# START OF Data rows

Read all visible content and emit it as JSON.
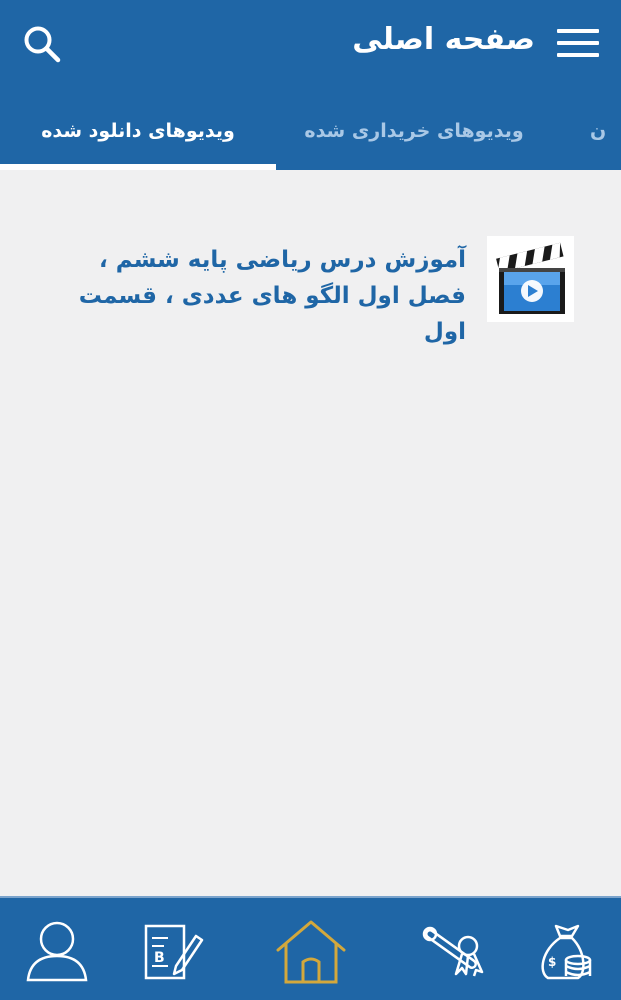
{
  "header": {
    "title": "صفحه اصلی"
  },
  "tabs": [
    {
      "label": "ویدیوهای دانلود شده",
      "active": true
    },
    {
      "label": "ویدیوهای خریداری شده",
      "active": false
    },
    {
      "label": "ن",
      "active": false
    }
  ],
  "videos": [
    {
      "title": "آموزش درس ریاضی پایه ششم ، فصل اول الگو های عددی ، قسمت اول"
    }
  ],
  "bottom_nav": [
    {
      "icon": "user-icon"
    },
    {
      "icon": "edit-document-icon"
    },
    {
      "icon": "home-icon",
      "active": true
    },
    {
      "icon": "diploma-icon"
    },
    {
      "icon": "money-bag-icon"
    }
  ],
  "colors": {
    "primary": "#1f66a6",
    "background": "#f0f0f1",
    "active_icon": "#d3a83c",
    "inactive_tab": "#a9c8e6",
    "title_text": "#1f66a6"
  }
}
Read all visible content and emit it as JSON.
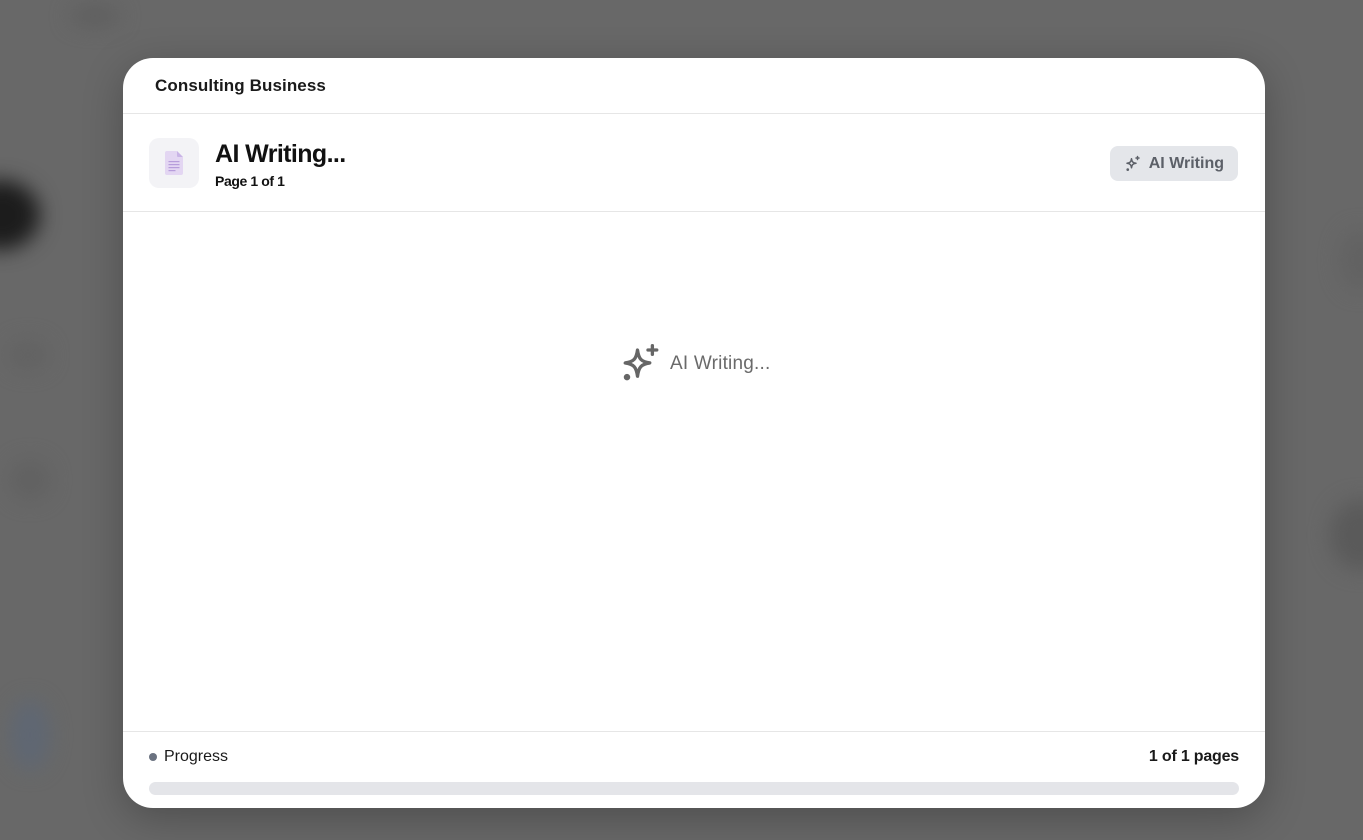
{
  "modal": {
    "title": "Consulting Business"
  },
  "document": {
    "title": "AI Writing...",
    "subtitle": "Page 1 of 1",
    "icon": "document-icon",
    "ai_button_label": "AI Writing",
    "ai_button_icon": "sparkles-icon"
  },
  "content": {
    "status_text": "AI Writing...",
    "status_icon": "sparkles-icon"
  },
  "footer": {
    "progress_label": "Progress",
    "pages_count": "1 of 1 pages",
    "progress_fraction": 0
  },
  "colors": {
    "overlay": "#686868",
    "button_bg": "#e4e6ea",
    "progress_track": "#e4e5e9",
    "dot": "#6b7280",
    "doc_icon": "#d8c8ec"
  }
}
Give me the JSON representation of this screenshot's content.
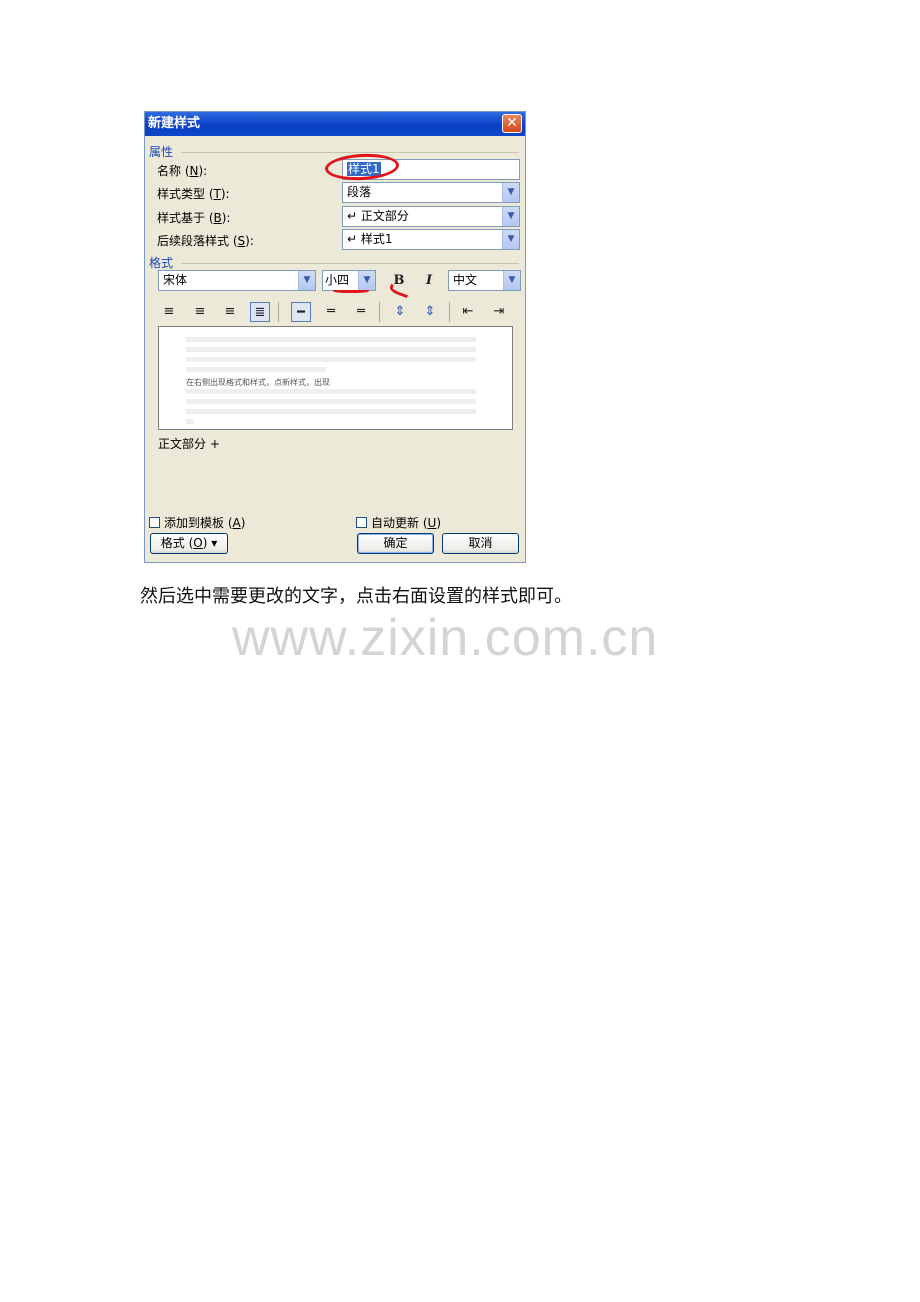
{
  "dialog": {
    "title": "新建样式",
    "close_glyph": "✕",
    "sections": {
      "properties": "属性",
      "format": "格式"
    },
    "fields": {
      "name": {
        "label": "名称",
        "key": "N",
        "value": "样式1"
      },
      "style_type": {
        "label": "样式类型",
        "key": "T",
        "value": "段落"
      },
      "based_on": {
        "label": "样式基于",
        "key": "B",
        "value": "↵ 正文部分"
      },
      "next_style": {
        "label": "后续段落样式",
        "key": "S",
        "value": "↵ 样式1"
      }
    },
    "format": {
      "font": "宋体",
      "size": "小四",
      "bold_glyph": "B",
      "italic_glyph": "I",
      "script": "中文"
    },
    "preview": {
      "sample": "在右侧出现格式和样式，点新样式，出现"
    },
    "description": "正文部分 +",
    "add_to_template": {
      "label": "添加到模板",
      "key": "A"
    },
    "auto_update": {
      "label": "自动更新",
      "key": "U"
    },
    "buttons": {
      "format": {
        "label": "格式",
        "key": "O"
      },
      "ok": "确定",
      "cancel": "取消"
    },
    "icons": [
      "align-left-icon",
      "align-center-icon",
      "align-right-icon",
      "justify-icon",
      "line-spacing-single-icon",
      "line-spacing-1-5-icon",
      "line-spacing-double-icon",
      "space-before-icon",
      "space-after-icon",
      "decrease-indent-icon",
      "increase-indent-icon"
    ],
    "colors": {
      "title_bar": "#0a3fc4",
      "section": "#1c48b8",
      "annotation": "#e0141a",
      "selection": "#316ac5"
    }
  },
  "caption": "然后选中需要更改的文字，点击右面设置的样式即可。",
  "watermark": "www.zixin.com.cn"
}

# END OF Data rows
# START OF Data rows

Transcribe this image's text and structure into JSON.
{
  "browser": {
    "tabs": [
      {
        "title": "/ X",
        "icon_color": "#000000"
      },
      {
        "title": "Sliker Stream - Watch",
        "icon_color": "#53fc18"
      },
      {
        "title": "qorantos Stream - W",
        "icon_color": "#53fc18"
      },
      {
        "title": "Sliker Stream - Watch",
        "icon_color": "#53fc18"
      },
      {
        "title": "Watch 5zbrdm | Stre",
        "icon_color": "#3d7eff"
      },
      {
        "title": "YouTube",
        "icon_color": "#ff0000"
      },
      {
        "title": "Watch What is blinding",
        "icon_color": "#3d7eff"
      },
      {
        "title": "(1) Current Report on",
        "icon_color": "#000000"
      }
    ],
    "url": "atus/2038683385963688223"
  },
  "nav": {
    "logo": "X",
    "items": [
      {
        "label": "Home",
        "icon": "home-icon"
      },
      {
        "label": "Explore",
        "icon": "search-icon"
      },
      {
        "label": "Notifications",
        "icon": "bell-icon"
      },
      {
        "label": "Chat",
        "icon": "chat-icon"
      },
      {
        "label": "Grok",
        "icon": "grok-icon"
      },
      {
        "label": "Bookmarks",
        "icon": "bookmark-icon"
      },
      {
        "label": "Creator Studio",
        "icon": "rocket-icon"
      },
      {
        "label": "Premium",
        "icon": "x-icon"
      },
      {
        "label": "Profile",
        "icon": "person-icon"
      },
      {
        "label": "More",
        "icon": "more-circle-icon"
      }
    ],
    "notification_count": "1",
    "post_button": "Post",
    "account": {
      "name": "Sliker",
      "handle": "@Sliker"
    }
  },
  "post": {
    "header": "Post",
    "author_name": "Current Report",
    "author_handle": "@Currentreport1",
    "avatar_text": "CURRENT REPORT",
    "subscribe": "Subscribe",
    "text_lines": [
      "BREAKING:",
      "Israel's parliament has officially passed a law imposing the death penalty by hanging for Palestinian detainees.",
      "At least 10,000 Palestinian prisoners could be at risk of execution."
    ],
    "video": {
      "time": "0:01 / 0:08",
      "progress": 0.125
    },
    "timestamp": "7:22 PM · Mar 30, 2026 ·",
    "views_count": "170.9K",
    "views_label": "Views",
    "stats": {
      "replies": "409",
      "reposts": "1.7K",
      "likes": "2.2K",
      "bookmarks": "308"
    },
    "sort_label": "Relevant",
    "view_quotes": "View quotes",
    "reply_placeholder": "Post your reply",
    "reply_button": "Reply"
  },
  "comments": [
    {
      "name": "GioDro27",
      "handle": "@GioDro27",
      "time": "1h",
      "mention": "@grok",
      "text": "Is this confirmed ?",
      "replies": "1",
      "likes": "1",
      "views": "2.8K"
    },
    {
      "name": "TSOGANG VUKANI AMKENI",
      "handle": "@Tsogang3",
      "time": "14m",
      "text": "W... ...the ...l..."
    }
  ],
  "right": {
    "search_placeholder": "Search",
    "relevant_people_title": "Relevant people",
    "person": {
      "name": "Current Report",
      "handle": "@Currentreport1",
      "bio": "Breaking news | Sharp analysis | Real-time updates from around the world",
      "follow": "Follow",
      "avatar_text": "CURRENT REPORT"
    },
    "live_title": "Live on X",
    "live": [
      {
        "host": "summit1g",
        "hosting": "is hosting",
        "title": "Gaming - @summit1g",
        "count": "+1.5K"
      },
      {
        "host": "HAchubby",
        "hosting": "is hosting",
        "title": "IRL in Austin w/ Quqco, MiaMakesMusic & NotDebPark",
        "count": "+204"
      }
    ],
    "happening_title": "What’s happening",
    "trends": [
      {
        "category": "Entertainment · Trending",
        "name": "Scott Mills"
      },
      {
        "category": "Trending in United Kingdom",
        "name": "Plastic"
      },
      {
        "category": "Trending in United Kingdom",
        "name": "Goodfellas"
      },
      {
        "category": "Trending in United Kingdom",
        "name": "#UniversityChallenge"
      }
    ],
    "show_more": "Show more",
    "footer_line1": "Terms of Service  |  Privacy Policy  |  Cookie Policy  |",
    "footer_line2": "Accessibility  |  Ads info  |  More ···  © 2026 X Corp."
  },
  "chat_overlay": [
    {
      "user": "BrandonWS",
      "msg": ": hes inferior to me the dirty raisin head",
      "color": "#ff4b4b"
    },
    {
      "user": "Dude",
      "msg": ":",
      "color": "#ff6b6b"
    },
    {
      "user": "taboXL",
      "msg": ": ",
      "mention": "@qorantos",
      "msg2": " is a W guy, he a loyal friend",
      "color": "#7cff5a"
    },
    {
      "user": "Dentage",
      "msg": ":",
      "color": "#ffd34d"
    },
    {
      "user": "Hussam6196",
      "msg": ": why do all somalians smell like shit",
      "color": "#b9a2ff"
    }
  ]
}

# END OF Data rows
# START OF Data rows

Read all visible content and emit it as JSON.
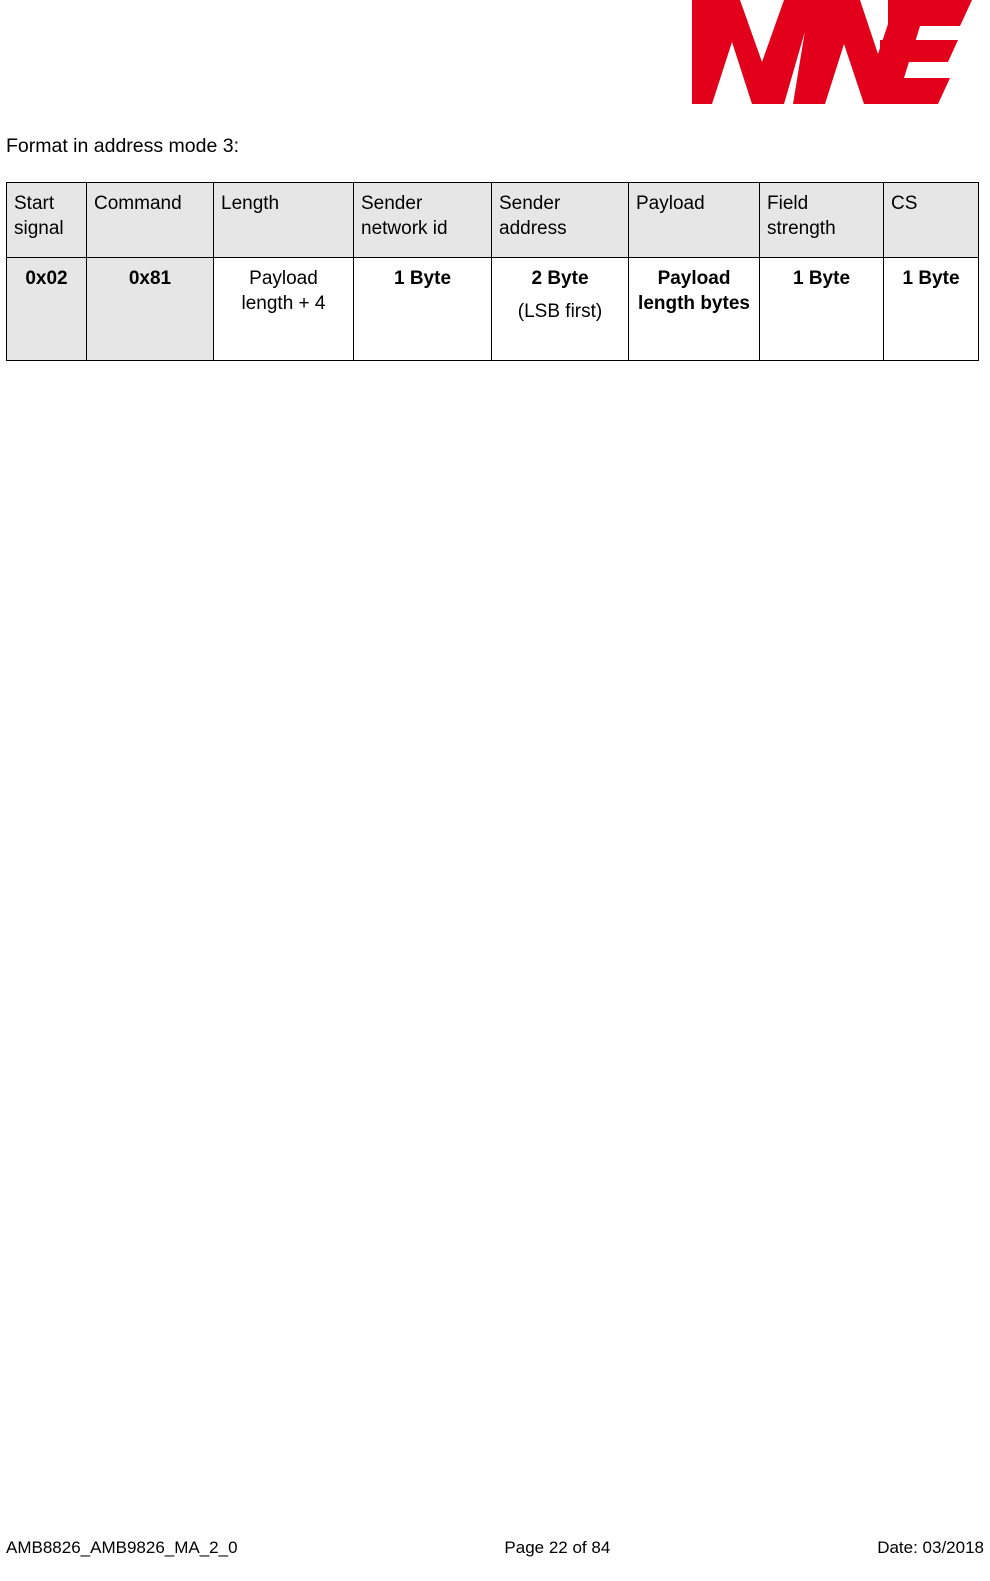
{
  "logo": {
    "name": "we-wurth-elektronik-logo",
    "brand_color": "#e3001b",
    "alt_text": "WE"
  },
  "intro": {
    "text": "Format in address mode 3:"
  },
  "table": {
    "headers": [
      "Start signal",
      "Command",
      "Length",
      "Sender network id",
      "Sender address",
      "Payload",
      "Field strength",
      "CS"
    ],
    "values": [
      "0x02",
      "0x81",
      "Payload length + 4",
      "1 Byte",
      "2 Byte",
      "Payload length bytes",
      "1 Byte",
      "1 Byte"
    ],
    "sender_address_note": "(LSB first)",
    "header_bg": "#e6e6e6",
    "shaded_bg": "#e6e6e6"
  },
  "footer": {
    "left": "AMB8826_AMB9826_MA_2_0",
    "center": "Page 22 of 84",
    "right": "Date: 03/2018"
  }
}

# END OF Data rows

Goal of the exercise
Spot every line that holds "this" and copy it.

Solution to the problem
Give me the JSON representation of this screenshot's content.
Transcribe this image's text and structure into JSON.
      "text": "Is this confirmed ?",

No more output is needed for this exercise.